§ EXTRACTED ENTRIES
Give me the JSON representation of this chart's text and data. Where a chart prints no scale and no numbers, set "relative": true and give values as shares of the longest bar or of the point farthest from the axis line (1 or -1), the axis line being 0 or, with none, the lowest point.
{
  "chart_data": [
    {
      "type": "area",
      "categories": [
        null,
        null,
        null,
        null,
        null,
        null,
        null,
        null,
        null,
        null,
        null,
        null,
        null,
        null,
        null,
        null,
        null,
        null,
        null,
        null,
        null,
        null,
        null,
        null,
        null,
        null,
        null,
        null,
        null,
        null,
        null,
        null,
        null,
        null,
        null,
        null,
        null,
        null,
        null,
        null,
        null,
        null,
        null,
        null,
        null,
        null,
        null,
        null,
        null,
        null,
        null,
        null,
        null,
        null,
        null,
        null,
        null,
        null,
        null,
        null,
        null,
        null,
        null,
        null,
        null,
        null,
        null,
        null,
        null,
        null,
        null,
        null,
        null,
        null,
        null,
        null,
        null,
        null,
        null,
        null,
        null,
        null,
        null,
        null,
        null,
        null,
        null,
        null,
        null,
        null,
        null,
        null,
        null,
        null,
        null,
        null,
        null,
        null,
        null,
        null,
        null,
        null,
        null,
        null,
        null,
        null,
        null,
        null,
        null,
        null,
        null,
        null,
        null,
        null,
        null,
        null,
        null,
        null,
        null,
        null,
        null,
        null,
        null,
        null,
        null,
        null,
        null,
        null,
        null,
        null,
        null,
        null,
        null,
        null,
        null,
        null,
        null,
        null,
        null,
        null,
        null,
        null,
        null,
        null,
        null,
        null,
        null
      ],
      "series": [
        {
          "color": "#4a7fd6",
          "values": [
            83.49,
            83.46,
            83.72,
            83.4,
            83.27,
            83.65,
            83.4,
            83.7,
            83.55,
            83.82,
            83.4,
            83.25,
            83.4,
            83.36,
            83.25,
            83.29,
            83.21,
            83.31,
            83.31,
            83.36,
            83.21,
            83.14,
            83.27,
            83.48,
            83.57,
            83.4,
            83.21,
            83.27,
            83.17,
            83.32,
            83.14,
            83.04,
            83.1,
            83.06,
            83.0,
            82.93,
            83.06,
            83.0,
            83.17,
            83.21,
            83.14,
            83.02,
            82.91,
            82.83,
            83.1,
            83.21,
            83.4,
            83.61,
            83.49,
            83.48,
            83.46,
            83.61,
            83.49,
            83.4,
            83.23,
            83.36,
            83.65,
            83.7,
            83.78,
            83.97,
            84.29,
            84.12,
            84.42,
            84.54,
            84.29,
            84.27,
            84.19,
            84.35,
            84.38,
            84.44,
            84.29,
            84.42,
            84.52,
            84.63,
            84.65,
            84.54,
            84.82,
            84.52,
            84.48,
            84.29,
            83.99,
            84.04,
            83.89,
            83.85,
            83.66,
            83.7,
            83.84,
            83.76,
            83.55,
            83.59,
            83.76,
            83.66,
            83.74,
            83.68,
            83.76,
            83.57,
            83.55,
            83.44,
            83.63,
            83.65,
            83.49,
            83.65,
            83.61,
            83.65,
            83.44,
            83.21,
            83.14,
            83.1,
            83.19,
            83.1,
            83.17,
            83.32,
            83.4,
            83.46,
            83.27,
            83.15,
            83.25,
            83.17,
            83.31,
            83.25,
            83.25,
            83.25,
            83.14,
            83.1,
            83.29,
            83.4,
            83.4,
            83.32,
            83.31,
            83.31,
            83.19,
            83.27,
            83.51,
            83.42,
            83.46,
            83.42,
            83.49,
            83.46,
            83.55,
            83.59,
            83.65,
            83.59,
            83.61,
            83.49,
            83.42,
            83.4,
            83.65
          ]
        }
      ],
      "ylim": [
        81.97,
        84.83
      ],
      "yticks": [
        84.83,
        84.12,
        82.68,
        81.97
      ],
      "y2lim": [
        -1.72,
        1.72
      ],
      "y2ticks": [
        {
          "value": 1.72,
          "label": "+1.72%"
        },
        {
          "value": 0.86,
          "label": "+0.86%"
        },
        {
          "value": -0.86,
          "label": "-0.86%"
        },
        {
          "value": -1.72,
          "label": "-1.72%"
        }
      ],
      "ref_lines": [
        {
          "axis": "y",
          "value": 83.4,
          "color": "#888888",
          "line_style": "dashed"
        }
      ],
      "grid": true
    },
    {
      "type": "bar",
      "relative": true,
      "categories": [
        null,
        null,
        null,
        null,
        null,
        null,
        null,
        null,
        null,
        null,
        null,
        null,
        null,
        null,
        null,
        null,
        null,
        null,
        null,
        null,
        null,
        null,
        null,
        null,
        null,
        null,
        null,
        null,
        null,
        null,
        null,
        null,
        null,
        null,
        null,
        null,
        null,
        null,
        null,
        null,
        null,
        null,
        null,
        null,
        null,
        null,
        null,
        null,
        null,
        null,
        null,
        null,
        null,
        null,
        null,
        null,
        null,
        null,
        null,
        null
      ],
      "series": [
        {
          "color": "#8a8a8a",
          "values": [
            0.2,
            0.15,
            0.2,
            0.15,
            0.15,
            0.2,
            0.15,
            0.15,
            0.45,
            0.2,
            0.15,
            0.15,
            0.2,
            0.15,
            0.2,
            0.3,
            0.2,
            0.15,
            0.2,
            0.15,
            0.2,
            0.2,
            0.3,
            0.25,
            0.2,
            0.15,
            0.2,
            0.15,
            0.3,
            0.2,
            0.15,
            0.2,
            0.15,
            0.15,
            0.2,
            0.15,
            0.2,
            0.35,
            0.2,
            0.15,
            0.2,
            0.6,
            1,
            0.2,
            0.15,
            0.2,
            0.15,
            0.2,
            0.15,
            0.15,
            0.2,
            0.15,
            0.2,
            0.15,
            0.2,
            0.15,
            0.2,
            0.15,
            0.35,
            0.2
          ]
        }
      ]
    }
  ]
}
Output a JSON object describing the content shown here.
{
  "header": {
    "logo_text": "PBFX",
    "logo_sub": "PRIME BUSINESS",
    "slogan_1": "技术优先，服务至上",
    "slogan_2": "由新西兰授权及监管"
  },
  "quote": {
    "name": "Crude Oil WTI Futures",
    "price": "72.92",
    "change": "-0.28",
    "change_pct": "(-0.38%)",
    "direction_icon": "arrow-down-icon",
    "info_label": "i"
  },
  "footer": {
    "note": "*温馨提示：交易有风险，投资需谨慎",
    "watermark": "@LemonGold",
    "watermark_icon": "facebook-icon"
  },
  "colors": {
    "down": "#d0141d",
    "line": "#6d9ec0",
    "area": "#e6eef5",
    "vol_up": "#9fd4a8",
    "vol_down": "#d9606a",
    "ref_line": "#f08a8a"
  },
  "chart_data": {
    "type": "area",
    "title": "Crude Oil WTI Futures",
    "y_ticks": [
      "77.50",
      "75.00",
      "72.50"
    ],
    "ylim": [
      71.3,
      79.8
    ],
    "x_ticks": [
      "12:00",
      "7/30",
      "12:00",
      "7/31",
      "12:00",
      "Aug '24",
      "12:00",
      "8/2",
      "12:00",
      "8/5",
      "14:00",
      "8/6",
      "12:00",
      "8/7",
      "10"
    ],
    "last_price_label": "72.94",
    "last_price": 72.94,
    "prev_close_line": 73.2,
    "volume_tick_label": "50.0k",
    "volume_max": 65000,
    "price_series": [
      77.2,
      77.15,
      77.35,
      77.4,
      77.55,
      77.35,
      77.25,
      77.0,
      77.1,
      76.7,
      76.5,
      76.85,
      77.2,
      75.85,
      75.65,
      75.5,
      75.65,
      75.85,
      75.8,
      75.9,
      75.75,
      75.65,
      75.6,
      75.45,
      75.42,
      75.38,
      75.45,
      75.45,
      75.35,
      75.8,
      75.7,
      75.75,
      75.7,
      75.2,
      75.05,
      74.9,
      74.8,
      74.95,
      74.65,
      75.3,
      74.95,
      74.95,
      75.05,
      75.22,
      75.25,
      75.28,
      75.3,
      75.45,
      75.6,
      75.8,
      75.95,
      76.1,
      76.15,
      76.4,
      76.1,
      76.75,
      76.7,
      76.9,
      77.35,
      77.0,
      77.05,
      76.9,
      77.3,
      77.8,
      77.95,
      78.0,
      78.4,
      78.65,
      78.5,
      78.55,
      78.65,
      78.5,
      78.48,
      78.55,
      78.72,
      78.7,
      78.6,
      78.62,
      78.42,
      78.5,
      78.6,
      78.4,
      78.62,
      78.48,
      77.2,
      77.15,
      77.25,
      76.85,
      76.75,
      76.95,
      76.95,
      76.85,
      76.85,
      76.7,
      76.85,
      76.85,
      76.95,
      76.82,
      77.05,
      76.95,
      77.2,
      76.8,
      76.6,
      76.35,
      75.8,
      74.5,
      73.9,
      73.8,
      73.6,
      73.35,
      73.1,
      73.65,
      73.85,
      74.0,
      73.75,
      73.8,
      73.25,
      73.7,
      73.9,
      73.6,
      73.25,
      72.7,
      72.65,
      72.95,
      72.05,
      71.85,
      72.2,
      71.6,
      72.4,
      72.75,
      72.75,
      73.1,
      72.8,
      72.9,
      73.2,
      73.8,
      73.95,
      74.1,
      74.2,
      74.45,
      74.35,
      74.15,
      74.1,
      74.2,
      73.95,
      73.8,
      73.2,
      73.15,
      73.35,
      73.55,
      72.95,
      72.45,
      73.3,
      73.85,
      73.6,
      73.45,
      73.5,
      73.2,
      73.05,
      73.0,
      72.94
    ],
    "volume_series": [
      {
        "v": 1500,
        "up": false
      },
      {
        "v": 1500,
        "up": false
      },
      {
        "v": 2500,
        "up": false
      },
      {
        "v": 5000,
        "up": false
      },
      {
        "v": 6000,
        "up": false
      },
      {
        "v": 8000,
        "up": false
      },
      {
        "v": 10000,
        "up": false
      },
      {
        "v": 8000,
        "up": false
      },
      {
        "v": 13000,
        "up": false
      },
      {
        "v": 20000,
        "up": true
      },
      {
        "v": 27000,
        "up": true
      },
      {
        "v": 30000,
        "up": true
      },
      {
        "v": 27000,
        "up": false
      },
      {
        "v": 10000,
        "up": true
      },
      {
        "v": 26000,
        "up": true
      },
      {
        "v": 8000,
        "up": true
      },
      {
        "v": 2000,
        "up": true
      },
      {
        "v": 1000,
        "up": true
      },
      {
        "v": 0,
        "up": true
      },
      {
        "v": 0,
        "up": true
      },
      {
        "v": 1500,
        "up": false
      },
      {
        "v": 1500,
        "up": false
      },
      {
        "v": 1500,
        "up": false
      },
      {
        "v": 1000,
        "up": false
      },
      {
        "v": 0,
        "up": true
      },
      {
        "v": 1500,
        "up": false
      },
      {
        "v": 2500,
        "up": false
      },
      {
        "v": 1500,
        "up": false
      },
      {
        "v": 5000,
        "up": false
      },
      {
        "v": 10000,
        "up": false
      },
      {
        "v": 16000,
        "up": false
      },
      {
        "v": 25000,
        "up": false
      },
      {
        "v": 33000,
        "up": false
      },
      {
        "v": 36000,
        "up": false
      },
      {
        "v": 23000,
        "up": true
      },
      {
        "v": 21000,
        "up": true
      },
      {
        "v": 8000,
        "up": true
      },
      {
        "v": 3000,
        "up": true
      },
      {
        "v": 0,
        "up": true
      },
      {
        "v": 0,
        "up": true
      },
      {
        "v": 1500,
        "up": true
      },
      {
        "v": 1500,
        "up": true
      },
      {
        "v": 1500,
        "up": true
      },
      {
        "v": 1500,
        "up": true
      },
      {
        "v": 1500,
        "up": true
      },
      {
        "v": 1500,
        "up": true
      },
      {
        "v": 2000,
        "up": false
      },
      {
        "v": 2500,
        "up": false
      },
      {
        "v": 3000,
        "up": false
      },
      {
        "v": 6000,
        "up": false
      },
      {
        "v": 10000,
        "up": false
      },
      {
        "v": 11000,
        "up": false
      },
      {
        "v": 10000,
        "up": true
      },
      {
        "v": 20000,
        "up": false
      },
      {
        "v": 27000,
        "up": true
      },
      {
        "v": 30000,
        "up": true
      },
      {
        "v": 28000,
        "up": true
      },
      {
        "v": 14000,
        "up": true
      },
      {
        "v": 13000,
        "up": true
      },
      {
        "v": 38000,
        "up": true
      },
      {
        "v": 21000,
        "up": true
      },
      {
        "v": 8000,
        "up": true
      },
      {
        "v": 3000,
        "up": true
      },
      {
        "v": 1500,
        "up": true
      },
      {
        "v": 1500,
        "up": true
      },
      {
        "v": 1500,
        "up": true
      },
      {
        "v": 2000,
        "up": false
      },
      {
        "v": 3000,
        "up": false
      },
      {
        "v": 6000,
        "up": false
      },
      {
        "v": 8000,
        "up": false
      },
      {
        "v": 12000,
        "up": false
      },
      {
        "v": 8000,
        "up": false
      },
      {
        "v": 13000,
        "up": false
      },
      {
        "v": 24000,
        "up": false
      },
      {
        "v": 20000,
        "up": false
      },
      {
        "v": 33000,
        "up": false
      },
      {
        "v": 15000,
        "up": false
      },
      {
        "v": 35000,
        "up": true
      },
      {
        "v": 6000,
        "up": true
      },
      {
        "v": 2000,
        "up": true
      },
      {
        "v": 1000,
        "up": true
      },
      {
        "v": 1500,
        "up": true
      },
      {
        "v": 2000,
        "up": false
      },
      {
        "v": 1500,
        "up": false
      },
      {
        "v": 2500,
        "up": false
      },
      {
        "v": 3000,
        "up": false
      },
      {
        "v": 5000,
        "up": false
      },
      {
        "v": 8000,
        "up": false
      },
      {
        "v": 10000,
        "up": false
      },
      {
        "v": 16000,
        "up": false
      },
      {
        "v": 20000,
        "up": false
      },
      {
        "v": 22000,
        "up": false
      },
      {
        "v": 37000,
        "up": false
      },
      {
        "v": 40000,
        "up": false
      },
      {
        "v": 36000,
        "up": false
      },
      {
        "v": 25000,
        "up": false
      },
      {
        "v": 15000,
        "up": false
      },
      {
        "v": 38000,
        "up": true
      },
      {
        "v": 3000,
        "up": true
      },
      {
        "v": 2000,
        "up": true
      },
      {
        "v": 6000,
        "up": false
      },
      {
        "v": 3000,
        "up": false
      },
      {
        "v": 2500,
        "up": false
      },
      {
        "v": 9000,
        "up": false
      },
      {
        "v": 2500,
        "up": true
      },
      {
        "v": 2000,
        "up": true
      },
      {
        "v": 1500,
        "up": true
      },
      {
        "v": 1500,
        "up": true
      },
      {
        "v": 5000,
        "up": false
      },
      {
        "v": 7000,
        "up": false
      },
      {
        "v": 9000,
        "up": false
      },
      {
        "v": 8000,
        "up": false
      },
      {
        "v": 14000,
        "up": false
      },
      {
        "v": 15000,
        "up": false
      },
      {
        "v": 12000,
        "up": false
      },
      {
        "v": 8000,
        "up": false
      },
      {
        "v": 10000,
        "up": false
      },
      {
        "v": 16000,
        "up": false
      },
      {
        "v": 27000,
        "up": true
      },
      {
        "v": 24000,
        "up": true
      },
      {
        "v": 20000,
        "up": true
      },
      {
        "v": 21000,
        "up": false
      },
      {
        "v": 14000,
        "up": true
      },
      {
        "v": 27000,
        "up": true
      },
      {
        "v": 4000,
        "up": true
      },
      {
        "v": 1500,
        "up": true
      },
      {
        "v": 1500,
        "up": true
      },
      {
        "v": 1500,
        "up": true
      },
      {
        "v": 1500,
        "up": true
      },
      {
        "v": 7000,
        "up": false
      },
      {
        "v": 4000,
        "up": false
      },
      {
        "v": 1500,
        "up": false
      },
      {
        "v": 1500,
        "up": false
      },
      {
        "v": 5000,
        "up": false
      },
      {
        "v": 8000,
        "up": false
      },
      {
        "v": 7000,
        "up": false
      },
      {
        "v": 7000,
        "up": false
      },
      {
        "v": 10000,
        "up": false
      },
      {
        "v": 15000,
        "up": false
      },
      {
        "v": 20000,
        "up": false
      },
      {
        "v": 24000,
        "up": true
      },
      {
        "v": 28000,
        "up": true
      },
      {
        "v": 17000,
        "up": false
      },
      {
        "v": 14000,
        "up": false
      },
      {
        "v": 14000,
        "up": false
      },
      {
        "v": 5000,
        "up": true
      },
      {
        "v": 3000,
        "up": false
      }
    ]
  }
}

§ EXERCISE
Select all lines in the listing above where the word "icon" appears, and show them.

§ SOLUTION FOR THIS EXERCISE
    "direction_icon": "arrow-down-icon",
    "watermark_icon": "facebook-icon"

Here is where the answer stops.